**Written instruction**
Reproduce all of the material word for word.

**Data lines**
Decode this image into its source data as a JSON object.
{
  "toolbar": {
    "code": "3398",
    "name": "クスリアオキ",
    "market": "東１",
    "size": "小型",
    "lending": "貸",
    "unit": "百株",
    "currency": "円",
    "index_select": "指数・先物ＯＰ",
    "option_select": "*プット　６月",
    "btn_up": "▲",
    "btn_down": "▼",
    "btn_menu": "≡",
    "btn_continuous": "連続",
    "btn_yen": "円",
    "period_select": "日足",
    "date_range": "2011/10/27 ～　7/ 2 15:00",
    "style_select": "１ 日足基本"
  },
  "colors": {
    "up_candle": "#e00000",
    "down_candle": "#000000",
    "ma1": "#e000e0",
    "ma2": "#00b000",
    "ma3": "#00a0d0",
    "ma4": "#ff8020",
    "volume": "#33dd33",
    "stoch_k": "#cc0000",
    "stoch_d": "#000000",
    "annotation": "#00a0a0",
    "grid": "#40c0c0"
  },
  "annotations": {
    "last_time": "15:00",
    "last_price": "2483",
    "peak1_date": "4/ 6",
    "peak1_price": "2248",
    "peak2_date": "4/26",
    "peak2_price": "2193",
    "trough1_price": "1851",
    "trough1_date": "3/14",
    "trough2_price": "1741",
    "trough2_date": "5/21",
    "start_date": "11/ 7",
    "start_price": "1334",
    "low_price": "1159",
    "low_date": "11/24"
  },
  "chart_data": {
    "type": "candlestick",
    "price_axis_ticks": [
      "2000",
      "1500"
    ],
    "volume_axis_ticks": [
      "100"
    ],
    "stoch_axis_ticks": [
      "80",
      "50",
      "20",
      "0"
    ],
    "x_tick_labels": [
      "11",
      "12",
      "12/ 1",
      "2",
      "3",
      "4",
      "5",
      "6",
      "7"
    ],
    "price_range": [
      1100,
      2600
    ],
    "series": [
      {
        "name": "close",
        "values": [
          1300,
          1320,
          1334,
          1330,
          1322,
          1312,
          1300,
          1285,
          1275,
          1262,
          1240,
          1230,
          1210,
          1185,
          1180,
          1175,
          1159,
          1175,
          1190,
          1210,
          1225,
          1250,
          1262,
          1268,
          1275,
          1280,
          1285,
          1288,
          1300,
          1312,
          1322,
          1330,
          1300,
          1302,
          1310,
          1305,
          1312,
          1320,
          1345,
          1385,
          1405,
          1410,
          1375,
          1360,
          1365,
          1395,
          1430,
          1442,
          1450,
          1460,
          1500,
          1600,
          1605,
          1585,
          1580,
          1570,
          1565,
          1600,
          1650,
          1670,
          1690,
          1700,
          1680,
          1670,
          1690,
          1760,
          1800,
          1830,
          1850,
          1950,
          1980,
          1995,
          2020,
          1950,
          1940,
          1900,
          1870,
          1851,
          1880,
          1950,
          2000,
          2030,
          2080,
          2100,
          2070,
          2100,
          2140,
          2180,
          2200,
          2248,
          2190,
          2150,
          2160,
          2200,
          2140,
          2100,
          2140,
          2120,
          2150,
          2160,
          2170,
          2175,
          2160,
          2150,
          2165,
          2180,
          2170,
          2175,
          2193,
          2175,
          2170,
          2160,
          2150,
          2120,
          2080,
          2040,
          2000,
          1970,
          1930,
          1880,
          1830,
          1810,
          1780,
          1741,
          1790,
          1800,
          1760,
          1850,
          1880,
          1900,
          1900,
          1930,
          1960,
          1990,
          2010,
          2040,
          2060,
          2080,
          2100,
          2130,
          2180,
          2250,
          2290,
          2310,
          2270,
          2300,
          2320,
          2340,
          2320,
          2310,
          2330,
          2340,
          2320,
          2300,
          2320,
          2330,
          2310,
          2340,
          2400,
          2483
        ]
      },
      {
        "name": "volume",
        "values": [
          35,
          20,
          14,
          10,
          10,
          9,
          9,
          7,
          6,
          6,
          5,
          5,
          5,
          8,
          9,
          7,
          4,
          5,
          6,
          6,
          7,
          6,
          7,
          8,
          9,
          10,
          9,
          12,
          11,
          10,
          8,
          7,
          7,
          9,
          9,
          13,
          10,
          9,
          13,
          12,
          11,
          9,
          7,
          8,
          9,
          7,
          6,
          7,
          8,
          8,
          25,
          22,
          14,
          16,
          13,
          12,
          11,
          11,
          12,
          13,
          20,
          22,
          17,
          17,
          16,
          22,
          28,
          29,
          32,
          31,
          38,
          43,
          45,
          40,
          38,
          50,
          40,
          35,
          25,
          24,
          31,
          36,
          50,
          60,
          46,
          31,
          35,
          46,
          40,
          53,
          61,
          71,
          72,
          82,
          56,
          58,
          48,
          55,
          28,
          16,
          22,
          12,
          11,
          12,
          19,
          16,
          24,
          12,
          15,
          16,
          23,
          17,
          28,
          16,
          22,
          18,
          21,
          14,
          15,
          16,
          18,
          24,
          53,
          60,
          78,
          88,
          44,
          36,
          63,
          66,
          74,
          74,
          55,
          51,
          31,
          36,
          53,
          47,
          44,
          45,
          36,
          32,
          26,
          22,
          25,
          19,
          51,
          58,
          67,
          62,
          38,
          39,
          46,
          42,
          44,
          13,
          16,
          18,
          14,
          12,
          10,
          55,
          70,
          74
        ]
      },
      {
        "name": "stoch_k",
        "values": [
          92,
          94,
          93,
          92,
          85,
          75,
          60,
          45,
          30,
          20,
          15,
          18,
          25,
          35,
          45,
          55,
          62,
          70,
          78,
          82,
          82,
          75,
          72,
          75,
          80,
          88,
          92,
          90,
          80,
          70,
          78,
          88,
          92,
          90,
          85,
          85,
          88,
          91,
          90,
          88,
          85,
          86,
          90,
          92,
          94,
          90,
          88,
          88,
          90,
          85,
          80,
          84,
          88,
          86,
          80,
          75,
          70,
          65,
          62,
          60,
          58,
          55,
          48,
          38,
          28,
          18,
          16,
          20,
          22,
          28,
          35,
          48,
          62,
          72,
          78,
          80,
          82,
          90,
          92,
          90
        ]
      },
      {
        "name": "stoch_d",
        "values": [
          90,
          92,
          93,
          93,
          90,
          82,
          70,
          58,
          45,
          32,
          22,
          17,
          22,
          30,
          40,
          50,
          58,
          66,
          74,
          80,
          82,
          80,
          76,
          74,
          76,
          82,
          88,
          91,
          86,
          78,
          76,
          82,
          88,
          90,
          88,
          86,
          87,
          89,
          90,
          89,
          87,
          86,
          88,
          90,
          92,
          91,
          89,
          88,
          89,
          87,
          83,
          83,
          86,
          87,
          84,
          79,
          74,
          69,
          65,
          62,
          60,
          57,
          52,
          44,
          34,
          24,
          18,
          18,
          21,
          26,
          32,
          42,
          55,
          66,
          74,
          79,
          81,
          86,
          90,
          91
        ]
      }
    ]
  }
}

**Solution to this exercise**
Decode this image into its source data as a JSON object.
{
  "toolbar": {
    "code": "3398",
    "name": "クスリアオキ",
    "market": "東１",
    "size": "小型",
    "lending": "貸",
    "unit": "百株",
    "currency": "円",
    "index_select": "指数・先物ＯＰ",
    "option_select": "*プット　６月",
    "btn_up": "▲",
    "btn_down": "▼",
    "btn_menu": "≡",
    "btn_continuous": "連続",
    "btn_yen": "円",
    "period_select": "日足",
    "date_range": "2011/10/27 ～　7/ 2 15:00",
    "style_select": "１ 日足基本"
  },
  "colors": {
    "up_candle": "#e00000",
    "down_candle": "#000000",
    "ma1": "#e000e0",
    "ma2": "#00b000",
    "ma3": "#00a0d0",
    "ma4": "#ff8020",
    "volume": "#33dd33",
    "stoch_k": "#cc0000",
    "stoch_d": "#000000",
    "annotation": "#00a0a0",
    "grid": "#40c0c0"
  },
  "annotations": {
    "last_time": "15:00",
    "last_price": "2483",
    "peak1_date": "4/ 6",
    "peak1_price": "2248",
    "peak2_date": "4/26",
    "peak2_price": "2193",
    "trough1_price": "1851",
    "trough1_date": "3/14",
    "trough2_price": "1741",
    "trough2_date": "5/21",
    "start_date": "11/ 7",
    "start_price": "1334",
    "low_price": "1159",
    "low_date": "11/24"
  },
  "chart_data": {
    "type": "candlestick",
    "price_axis_ticks": [
      "2000",
      "1500"
    ],
    "volume_axis_ticks": [
      "100"
    ],
    "stoch_axis_ticks": [
      "80",
      "50",
      "20",
      "0"
    ],
    "x_tick_labels": [
      "11",
      "12",
      "12/ 1",
      "2",
      "3",
      "4",
      "5",
      "6",
      "7"
    ],
    "price_range": [
      1100,
      2600
    ],
    "series": [
      {
        "name": "close",
        "values": [
          1300,
          1320,
          1334,
          1330,
          1322,
          1312,
          1300,
          1285,
          1275,
          1262,
          1240,
          1230,
          1210,
          1185,
          1180,
          1175,
          1159,
          1175,
          1190,
          1210,
          1225,
          1250,
          1262,
          1268,
          1275,
          1280,
          1285,
          1288,
          1300,
          1312,
          1322,
          1330,
          1300,
          1302,
          1310,
          1305,
          1312,
          1320,
          1345,
          1385,
          1405,
          1410,
          1375,
          1360,
          1365,
          1395,
          1430,
          1442,
          1450,
          1460,
          1500,
          1600,
          1605,
          1585,
          1580,
          1570,
          1565,
          1600,
          1650,
          1670,
          1690,
          1700,
          1680,
          1670,
          1690,
          1760,
          1800,
          1830,
          1850,
          1950,
          1980,
          1995,
          2020,
          1950,
          1940,
          1900,
          1870,
          1851,
          1880,
          1950,
          2000,
          2030,
          2080,
          2100,
          2070,
          2100,
          2140,
          2180,
          2200,
          2248,
          2190,
          2150,
          2160,
          2200,
          2140,
          2100,
          2140,
          2120,
          2150,
          2160,
          2170,
          2175,
          2160,
          2150,
          2165,
          2180,
          2170,
          2175,
          2193,
          2175,
          2170,
          2160,
          2150,
          2120,
          2080,
          2040,
          2000,
          1970,
          1930,
          1880,
          1830,
          1810,
          1780,
          1741,
          1790,
          1800,
          1760,
          1850,
          1880,
          1900,
          1900,
          1930,
          1960,
          1990,
          2010,
          2040,
          2060,
          2080,
          2100,
          2130,
          2180,
          2250,
          2290,
          2310,
          2270,
          2300,
          2320,
          2340,
          2320,
          2310,
          2330,
          2340,
          2320,
          2300,
          2320,
          2330,
          2310,
          2340,
          2400,
          2483
        ]
      },
      {
        "name": "volume",
        "values": [
          35,
          20,
          14,
          10,
          10,
          9,
          9,
          7,
          6,
          6,
          5,
          5,
          5,
          8,
          9,
          7,
          4,
          5,
          6,
          6,
          7,
          6,
          7,
          8,
          9,
          10,
          9,
          12,
          11,
          10,
          8,
          7,
          7,
          9,
          9,
          13,
          10,
          9,
          13,
          12,
          11,
          9,
          7,
          8,
          9,
          7,
          6,
          7,
          8,
          8,
          25,
          22,
          14,
          16,
          13,
          12,
          11,
          11,
          12,
          13,
          20,
          22,
          17,
          17,
          16,
          22,
          28,
          29,
          32,
          31,
          38,
          43,
          45,
          40,
          38,
          50,
          40,
          35,
          25,
          24,
          31,
          36,
          50,
          60,
          46,
          31,
          35,
          46,
          40,
          53,
          61,
          71,
          72,
          82,
          56,
          58,
          48,
          55,
          28,
          16,
          22,
          12,
          11,
          12,
          19,
          16,
          24,
          12,
          15,
          16,
          23,
          17,
          28,
          16,
          22,
          18,
          21,
          14,
          15,
          16,
          18,
          24,
          53,
          60,
          78,
          88,
          44,
          36,
          63,
          66,
          74,
          74,
          55,
          51,
          31,
          36,
          53,
          47,
          44,
          45,
          36,
          32,
          26,
          22,
          25,
          19,
          51,
          58,
          67,
          62,
          38,
          39,
          46,
          42,
          44,
          13,
          16,
          18,
          14,
          12,
          10,
          55,
          70,
          74
        ]
      },
      {
        "name": "stoch_k",
        "values": [
          92,
          94,
          93,
          92,
          85,
          75,
          60,
          45,
          30,
          20,
          15,
          18,
          25,
          35,
          45,
          55,
          62,
          70,
          78,
          82,
          82,
          75,
          72,
          75,
          80,
          88,
          92,
          90,
          80,
          70,
          78,
          88,
          92,
          90,
          85,
          85,
          88,
          91,
          90,
          88,
          85,
          86,
          90,
          92,
          94,
          90,
          88,
          88,
          90,
          85,
          80,
          84,
          88,
          86,
          80,
          75,
          70,
          65,
          62,
          60,
          58,
          55,
          48,
          38,
          28,
          18,
          16,
          20,
          22,
          28,
          35,
          48,
          62,
          72,
          78,
          80,
          82,
          90,
          92,
          90
        ]
      },
      {
        "name": "stoch_d",
        "values": [
          90,
          92,
          93,
          93,
          90,
          82,
          70,
          58,
          45,
          32,
          22,
          17,
          22,
          30,
          40,
          50,
          58,
          66,
          74,
          80,
          82,
          80,
          76,
          74,
          76,
          82,
          88,
          91,
          86,
          78,
          76,
          82,
          88,
          90,
          88,
          86,
          87,
          89,
          90,
          89,
          87,
          86,
          88,
          90,
          92,
          91,
          89,
          88,
          89,
          87,
          83,
          83,
          86,
          87,
          84,
          79,
          74,
          69,
          65,
          62,
          60,
          57,
          52,
          44,
          34,
          24,
          18,
          18,
          21,
          26,
          32,
          42,
          55,
          66,
          74,
          79,
          81,
          86,
          90,
          91
        ]
      }
    ]
  }
}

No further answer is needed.